** start of THE RECORDS **

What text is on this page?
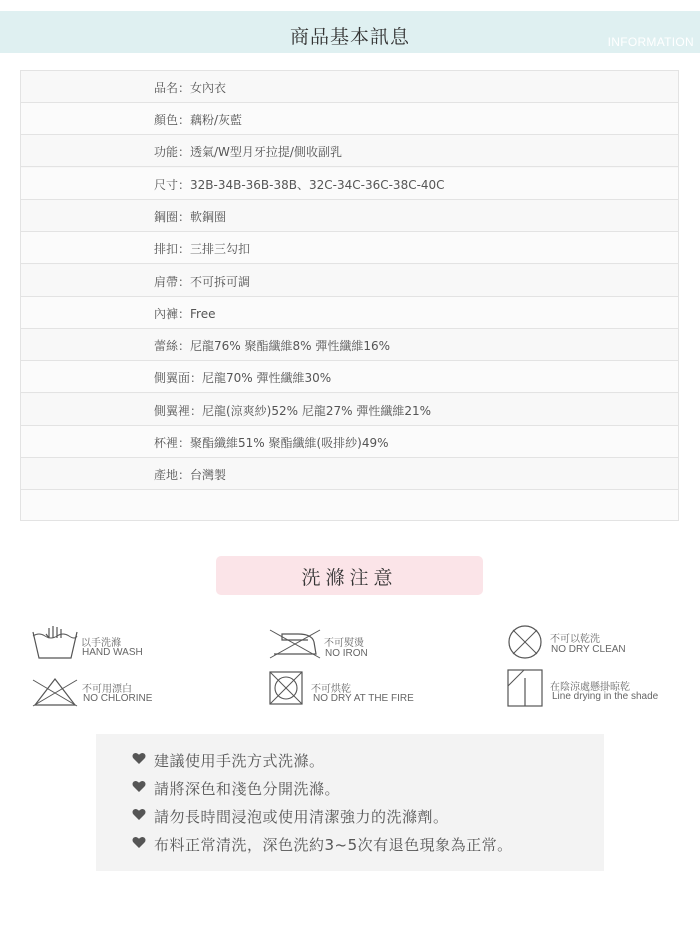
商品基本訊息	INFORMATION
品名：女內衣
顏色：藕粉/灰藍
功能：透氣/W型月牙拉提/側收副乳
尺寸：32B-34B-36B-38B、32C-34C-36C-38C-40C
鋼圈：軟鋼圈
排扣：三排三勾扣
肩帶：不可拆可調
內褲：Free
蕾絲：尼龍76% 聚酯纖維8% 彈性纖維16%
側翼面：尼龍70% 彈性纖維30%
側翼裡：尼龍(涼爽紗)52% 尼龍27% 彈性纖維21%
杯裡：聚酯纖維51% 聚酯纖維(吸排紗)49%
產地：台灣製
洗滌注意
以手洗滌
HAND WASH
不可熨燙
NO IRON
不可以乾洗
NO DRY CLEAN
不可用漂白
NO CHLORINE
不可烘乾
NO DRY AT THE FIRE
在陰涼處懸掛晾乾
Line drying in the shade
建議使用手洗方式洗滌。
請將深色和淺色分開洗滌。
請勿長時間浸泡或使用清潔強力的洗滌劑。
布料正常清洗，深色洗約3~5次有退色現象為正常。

** end of THE RECORDS **
** start of THE RECORDS **

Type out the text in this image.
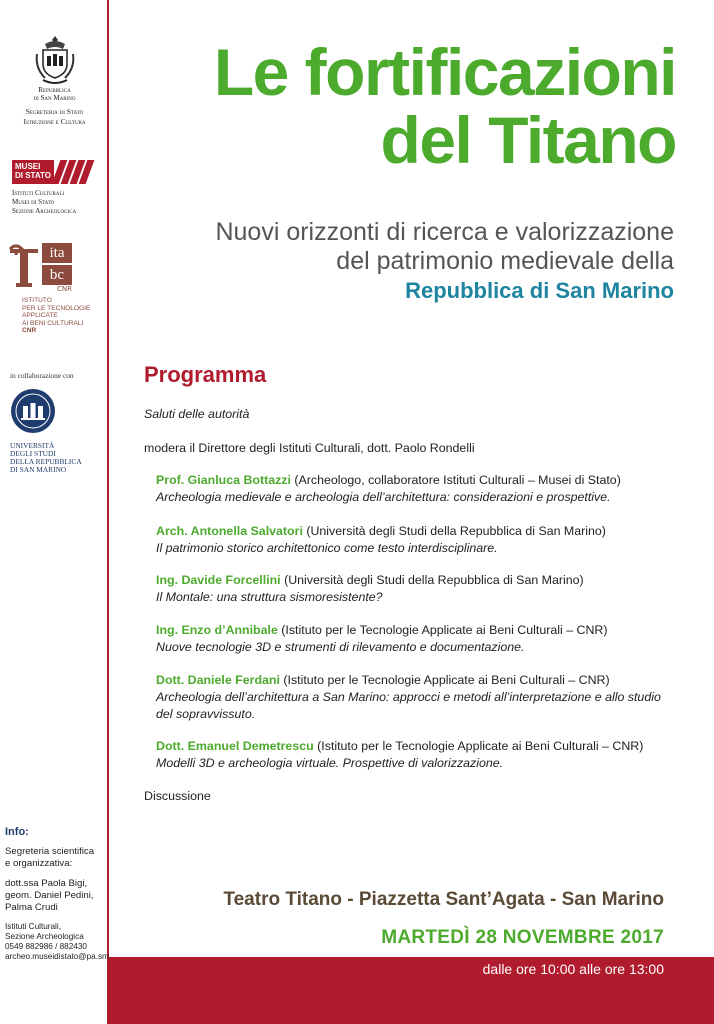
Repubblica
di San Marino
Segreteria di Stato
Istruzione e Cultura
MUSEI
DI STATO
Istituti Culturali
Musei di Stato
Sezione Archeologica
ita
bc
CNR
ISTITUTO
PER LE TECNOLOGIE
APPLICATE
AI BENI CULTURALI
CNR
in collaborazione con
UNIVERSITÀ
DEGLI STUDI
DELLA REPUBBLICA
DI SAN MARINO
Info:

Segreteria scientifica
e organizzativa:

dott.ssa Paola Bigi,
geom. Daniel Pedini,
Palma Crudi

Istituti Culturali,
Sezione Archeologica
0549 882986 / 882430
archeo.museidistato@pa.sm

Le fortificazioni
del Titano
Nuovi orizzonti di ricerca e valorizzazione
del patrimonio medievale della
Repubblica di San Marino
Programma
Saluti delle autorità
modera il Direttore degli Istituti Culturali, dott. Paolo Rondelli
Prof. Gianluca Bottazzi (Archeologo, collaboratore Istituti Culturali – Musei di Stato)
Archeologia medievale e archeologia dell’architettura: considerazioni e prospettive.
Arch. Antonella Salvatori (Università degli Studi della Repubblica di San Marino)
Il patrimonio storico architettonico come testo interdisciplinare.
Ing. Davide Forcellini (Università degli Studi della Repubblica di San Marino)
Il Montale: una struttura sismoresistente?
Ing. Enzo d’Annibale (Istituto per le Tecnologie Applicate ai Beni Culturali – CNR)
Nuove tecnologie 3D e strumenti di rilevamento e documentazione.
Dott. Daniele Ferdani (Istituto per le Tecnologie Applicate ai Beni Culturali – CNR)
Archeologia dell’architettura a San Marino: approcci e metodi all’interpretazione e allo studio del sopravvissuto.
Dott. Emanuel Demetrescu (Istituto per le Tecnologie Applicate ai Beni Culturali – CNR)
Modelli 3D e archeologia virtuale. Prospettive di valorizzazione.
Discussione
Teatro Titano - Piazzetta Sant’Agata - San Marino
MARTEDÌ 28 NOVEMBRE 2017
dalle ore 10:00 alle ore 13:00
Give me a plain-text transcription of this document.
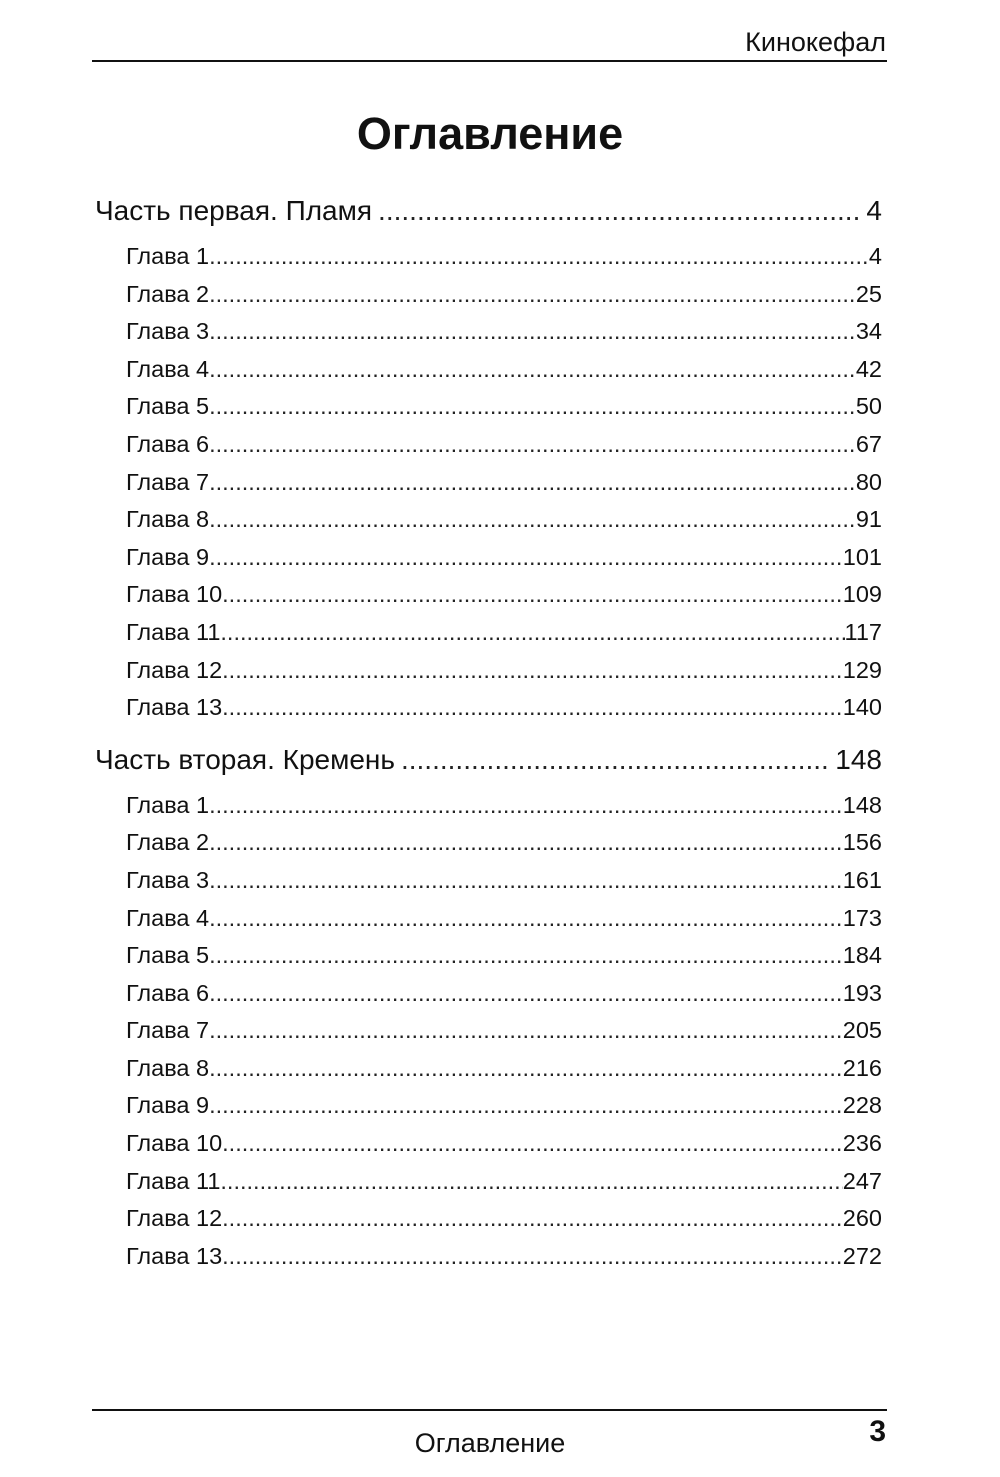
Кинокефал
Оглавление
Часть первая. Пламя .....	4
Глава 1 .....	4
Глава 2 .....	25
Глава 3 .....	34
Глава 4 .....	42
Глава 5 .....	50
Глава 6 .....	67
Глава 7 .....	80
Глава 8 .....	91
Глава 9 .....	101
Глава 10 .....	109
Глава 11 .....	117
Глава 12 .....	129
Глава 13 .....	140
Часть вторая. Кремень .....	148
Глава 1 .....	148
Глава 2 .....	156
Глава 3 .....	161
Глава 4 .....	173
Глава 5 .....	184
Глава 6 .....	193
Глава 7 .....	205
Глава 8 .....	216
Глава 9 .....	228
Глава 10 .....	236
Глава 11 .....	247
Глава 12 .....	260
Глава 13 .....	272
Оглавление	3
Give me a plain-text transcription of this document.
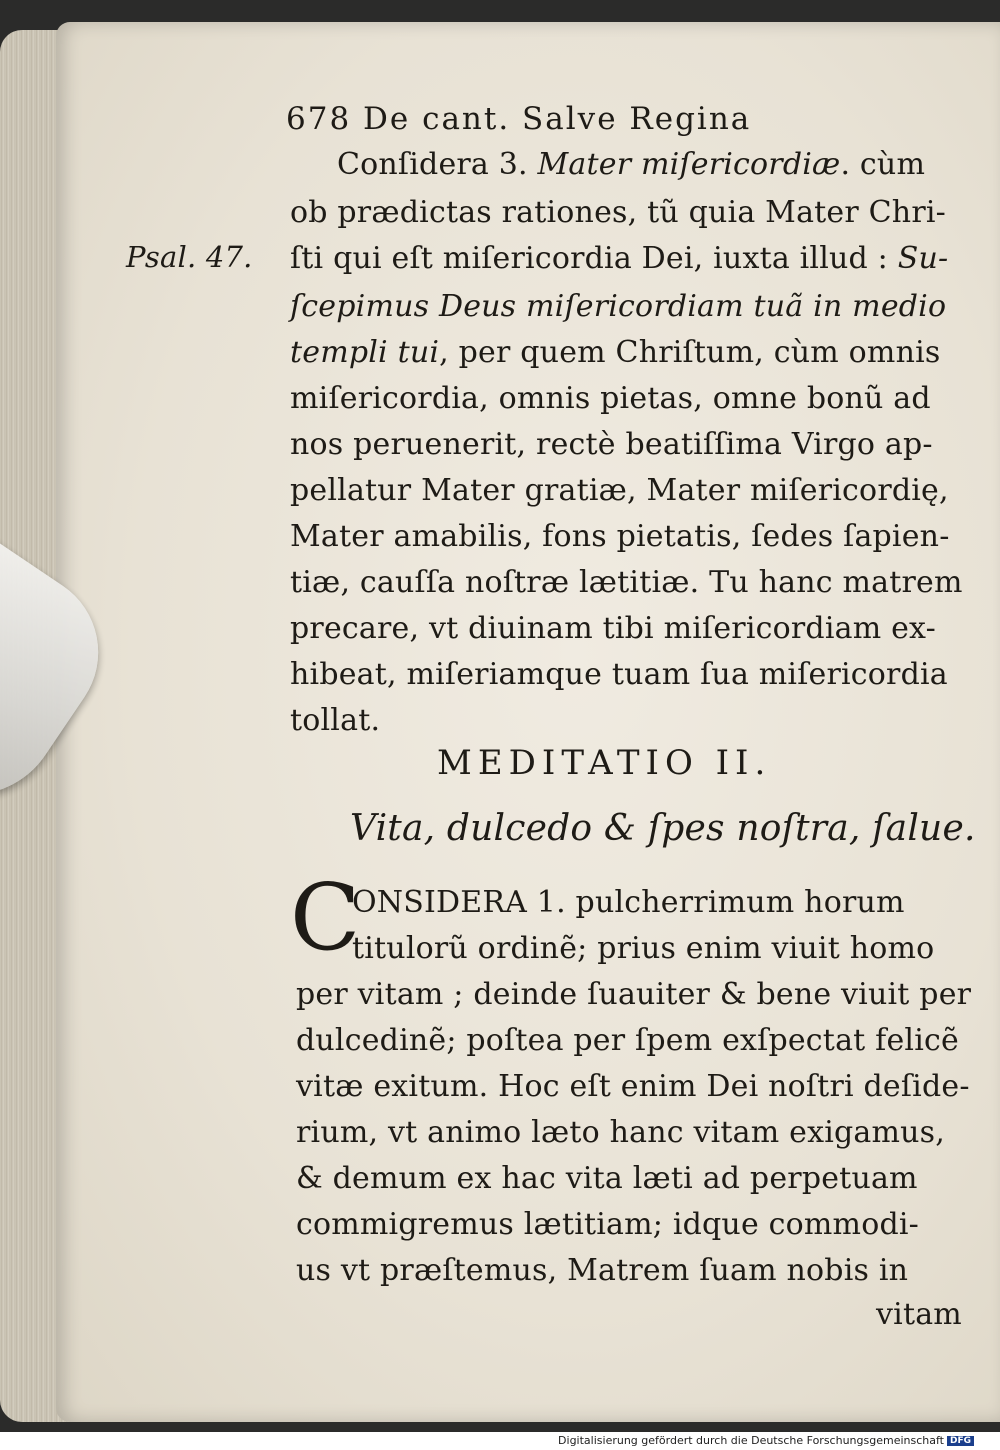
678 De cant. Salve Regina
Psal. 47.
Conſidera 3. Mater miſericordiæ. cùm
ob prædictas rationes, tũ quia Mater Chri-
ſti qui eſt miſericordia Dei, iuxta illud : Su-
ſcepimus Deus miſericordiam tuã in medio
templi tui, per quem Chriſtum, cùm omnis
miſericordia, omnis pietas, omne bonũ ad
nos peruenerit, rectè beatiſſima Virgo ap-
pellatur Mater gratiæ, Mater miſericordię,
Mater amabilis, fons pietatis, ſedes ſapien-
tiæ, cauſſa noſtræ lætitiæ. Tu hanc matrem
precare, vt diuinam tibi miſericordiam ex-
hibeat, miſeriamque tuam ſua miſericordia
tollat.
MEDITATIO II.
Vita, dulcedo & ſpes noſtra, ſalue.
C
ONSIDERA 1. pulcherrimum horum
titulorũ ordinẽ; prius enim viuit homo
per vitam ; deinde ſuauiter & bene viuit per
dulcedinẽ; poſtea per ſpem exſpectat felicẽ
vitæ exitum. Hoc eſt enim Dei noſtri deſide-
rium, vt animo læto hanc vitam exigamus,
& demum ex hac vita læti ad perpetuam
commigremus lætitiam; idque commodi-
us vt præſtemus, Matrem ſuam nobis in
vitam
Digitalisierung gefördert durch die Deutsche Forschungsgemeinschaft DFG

** end of THE RECORDS **

> _PROBLEM TO WORK ON_:
Gather from the entries above all lines that include the string "miſericordiam".

> _SOLUTION FOR THIS TASK_:
ſcepimus Deus miſericordiam tuã in medio
precare, vt diuinam tibi miſericordiam ex-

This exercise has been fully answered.